### Work to complete
Determine how many lines include the word "text", then give that number and nothing more.

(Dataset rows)
◇ ◇ ◇ ◇

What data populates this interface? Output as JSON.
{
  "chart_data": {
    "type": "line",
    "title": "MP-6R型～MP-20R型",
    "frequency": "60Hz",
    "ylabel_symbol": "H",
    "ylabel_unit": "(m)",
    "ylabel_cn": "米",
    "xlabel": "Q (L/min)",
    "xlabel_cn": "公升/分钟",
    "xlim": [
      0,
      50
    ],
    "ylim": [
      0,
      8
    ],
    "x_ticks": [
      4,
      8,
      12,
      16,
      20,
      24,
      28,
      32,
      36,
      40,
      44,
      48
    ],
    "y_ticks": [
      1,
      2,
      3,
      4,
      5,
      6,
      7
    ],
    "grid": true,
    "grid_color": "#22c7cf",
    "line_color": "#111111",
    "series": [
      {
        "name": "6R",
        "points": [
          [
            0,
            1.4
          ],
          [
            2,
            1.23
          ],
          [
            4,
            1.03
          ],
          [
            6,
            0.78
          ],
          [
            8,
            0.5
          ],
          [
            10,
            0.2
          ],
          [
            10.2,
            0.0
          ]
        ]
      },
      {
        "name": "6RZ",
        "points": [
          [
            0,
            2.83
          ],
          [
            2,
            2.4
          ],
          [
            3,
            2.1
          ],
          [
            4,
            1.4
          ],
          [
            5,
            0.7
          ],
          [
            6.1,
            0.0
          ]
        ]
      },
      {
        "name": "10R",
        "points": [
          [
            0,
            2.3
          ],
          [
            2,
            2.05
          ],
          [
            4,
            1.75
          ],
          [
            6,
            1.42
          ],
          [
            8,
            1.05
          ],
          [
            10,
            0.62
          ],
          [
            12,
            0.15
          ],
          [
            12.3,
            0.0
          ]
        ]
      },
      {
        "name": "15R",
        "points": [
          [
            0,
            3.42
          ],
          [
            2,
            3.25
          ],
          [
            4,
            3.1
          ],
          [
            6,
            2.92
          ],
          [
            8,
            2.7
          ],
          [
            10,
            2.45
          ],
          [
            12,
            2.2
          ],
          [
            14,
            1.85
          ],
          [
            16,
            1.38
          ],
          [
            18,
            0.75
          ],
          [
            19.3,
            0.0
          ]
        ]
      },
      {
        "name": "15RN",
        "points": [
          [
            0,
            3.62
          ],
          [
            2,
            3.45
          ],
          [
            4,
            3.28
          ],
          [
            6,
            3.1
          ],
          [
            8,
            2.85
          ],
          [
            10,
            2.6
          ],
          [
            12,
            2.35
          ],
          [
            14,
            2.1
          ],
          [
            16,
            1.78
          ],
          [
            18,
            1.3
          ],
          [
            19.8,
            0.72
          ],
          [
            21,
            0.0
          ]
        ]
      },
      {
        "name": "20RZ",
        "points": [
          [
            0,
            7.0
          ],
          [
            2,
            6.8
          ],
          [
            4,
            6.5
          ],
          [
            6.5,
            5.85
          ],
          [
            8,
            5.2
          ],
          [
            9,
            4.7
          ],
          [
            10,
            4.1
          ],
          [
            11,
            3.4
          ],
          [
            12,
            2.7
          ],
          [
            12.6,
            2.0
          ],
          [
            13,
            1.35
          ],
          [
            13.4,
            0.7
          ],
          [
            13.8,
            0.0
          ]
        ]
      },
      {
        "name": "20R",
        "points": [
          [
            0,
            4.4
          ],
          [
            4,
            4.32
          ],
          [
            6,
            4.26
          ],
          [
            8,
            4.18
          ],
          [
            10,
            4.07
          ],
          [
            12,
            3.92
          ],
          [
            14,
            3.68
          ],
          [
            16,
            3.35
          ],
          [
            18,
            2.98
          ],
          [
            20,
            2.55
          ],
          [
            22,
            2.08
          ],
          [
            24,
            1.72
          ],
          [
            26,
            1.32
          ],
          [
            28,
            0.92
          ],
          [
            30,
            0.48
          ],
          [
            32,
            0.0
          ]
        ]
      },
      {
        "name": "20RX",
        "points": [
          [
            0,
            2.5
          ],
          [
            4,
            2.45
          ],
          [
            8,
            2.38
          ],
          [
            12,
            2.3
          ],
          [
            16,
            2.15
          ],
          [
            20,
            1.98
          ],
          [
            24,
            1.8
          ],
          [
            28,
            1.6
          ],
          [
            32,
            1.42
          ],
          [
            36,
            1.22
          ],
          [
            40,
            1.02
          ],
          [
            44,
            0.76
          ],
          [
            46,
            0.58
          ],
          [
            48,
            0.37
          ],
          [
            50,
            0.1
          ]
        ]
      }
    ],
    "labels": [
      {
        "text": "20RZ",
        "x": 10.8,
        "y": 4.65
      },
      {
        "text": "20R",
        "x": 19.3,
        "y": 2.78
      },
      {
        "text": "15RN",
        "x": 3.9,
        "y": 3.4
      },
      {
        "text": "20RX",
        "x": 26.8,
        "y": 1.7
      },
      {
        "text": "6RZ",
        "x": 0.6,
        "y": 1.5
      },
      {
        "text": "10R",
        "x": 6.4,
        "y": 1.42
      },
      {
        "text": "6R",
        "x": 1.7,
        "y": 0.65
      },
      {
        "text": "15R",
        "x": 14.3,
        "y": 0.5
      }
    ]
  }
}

◇ ◇ ◇ ◇

### In response
8